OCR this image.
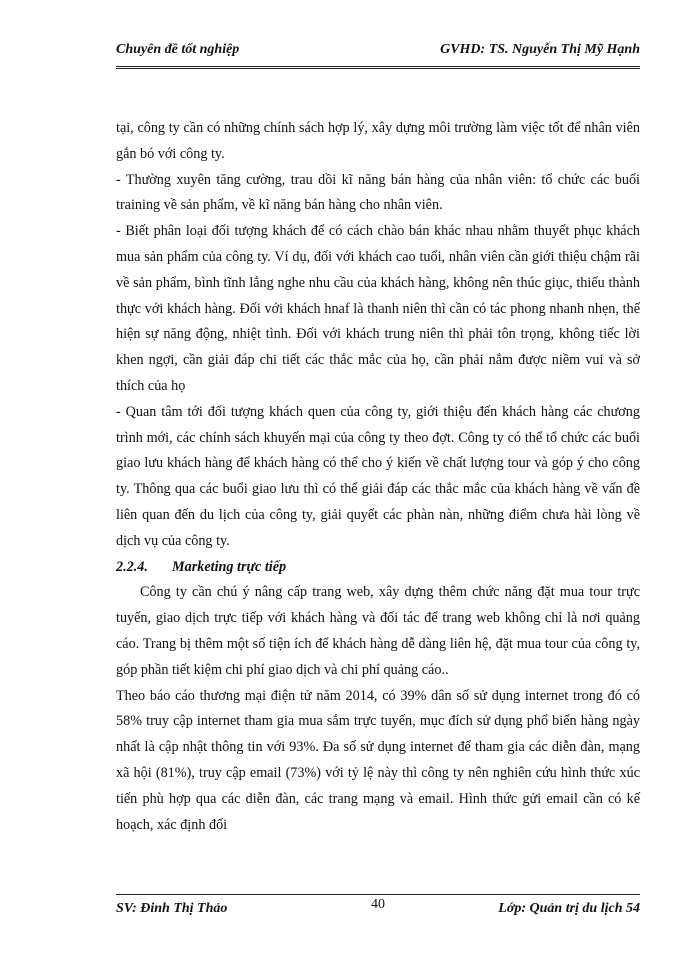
Chuyên đề tốt nghiệp	GVHD: TS. Nguyễn Thị Mỹ Hạnh

tại, công ty cần có những chính sách hợp lý, xây dựng môi trường làm việc tốt để nhân viên gắn bó với công ty.

- Thường xuyên tăng cường, trau dồi kĩ năng bán hàng của nhân viên: tổ chức các buổi training về sản phẩm, về kĩ năng bán hàng cho nhân viên.

- Biết phân loại đối tượng khách để có cách chào bán khác nhau nhằm thuyết phục khách mua sản phẩm của công ty. Ví dụ, đối với khách cao tuổi, nhân viên cần giới thiệu chậm rãi về sản phẩm, bình tĩnh lắng nghe nhu cầu của khách hàng, không nên thúc giục, thiếu thành thực với khách hàng. Đối với khách hnaf là thanh niên thì cần có tác phong nhanh nhẹn, thể hiện sự năng động, nhiệt tình. Đối với khách trung niên thì phải tôn trọng, không tiếc lời khen ngợi, cần giải đáp chi tiết các thắc mắc của họ, cần phải nắm được niềm vui và sở thích của họ

- Quan tâm tới đối tượng khách quen của công ty, giới thiệu đến khách hàng các chương trình mới, các chính sách khuyến mại của công ty theo đợt. Công ty có thể tổ chức các buổi giao lưu khách hàng để khách hàng có thể cho ý kiến về chất lượng tour và góp ý cho công ty. Thông qua các buổi giao lưu thì có thể giải đáp các thắc mắc của khách hàng về vấn đề liên quan đến du lịch của công ty, giải quyết các phàn nàn, những điểm chưa hài lòng về dịch vụ của công ty.

2.2.4. Marketing trực tiếp

Công ty cần chú ý nâng cấp trang web, xây dựng thêm chức năng đặt mua tour trực tuyến, giao dịch trực tiếp với khách hàng và đối tác để trang web không chỉ là nơi quảng cáo. Trang bị thêm một số tiện ích để khách hàng dễ dàng liên hệ, đặt mua tour của công ty, góp phần tiết kiệm chi phí giao dịch và chi phí quảng cáo..

Theo báo cáo thương mại điện tử năm 2014, có 39% dân số sử dụng internet trong đó có 58% truy cập internet tham gia mua sắm trực tuyến, mục đích sử dụng phổ biến hàng ngày nhất là cập nhật thông tin với 93%. Đa số sử dụng internet để tham gia các diễn đàn, mạng xã hội (81%), truy cập email (73%) với tỷ lệ này thì công ty nên nghiên cứu hình thức xúc tiến phù hợp qua các diễn đàn, các trang mạng và email. Hình thức gửi email cần có kế hoạch, xác định đối

SV: Đinh Thị Thảo	40	Lớp: Quản trị du lịch 54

Exercise brief -
List all lines from the entries that include the word "dựng".

Response to the task -
tại, công ty cần có những chính sách hợp lý, xây dựng môi trường làm việc tốt để nhân viên gắn bó với công ty.
Công ty cần chú ý nâng cấp trang web, xây dựng thêm chức năng đặt mua tour trực tuyến, giao dịch trực tiếp với khách hàng và đối tác để trang web không chỉ là nơi quảng cáo. Trang bị thêm một số tiện ích để khách hàng dễ dàng liên hệ, đặt mua tour của công ty, góp phần tiết kiệm chi phí giao dịch và chi phí quảng cáo..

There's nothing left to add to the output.